• [Set task]: Can you copy out the part of the entries that runs from the start through the line containing "825, 848, 837]", switching every "Decade" to "Period" and leaving everything else unchanged?

• [Element region listings]:
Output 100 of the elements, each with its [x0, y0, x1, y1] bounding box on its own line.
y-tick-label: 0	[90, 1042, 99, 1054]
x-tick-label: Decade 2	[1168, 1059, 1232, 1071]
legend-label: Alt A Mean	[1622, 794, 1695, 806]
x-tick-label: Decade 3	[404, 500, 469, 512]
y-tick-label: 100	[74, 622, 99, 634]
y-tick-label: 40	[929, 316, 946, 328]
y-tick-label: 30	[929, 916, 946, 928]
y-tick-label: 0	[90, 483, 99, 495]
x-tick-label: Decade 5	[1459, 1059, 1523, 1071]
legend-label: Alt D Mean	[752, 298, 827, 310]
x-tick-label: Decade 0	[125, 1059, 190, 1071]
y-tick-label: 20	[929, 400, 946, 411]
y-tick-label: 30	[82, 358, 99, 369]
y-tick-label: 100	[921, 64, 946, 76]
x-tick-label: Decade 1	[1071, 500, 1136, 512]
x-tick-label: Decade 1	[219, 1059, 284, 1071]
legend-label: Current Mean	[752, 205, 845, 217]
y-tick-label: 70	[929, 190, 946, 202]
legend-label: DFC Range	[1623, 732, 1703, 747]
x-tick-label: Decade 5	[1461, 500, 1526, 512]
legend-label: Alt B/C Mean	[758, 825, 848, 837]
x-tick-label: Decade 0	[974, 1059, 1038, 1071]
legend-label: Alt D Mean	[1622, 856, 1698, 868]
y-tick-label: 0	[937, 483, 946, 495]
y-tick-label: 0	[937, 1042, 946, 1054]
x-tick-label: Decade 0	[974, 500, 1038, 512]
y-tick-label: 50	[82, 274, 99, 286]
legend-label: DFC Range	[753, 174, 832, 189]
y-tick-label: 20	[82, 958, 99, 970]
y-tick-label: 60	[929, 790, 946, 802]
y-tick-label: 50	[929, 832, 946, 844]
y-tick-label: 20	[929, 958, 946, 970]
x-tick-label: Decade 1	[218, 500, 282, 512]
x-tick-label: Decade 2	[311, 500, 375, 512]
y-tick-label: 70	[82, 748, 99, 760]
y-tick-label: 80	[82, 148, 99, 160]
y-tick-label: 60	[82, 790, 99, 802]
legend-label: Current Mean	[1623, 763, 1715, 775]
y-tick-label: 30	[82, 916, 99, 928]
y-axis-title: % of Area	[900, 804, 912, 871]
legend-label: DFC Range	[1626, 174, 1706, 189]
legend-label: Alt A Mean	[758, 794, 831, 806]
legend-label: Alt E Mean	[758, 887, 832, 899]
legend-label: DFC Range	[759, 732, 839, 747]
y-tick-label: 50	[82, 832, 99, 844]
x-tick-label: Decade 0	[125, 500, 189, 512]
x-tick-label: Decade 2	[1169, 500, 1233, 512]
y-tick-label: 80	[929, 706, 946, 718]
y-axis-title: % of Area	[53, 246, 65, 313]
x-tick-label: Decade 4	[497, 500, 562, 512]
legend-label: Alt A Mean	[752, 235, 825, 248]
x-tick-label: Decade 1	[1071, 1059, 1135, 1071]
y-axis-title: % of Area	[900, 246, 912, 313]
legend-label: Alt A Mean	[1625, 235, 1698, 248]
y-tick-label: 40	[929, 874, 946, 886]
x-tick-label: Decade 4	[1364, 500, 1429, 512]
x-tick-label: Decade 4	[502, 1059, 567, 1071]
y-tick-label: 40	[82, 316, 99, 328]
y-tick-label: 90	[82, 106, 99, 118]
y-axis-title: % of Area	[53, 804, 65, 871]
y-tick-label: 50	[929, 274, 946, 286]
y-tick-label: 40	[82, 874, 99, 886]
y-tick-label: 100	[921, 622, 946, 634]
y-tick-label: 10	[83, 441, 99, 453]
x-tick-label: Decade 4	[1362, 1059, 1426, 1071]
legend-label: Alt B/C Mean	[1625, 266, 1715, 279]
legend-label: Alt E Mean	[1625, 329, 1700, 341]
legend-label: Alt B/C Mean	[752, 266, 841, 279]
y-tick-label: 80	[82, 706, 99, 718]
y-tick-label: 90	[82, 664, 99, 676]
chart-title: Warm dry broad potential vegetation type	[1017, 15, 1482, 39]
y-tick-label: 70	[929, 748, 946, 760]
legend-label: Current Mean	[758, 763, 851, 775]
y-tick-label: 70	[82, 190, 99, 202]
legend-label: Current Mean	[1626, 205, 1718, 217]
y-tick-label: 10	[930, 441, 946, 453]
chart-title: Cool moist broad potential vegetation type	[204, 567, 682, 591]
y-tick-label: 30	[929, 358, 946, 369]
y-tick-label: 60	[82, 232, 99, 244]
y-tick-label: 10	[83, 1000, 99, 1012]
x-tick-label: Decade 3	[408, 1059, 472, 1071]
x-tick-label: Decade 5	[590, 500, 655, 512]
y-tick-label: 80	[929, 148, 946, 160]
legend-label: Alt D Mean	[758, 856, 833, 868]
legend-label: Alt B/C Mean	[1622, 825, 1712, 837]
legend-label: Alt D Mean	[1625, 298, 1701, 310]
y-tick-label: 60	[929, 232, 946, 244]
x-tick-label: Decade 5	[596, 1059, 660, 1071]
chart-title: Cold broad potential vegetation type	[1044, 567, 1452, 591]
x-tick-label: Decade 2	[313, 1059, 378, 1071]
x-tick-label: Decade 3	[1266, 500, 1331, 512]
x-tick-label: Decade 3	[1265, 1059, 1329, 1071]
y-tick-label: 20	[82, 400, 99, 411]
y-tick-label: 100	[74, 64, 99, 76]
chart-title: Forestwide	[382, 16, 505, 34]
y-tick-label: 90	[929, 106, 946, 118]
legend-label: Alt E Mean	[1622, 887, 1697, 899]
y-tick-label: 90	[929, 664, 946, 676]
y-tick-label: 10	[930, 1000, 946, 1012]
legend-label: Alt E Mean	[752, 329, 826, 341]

• [Result of the exercise]:
Output 100 of the elements, each with its [x0, y0, x1, y1] bounding box on its own line.
y-tick-label: 0	[90, 1042, 99, 1054]
x-tick-label: Period 2	[1168, 1059, 1232, 1071]
legend-label: Alt A Mean	[1622, 794, 1695, 806]
x-tick-label: Period 3	[404, 500, 469, 512]
y-tick-label: 100	[74, 622, 99, 634]
y-tick-label: 40	[929, 316, 946, 328]
y-tick-label: 30	[929, 916, 946, 928]
y-tick-label: 0	[90, 483, 99, 495]
x-tick-label: Period 5	[1459, 1059, 1523, 1071]
legend-label: Alt D Mean	[752, 298, 827, 310]
x-tick-label: Period 0	[125, 1059, 190, 1071]
y-tick-label: 20	[929, 400, 946, 411]
y-tick-label: 30	[82, 358, 99, 369]
y-tick-label: 100	[921, 64, 946, 76]
x-tick-label: Period 1	[1071, 500, 1136, 512]
x-tick-label: Period 1	[219, 1059, 284, 1071]
legend-label: Current Mean	[752, 205, 845, 217]
y-tick-label: 70	[929, 190, 946, 202]
legend-label: DFC Range	[1623, 732, 1703, 747]
x-tick-label: Period 5	[1461, 500, 1526, 512]
legend-label: Alt B/C Mean	[758, 825, 848, 837]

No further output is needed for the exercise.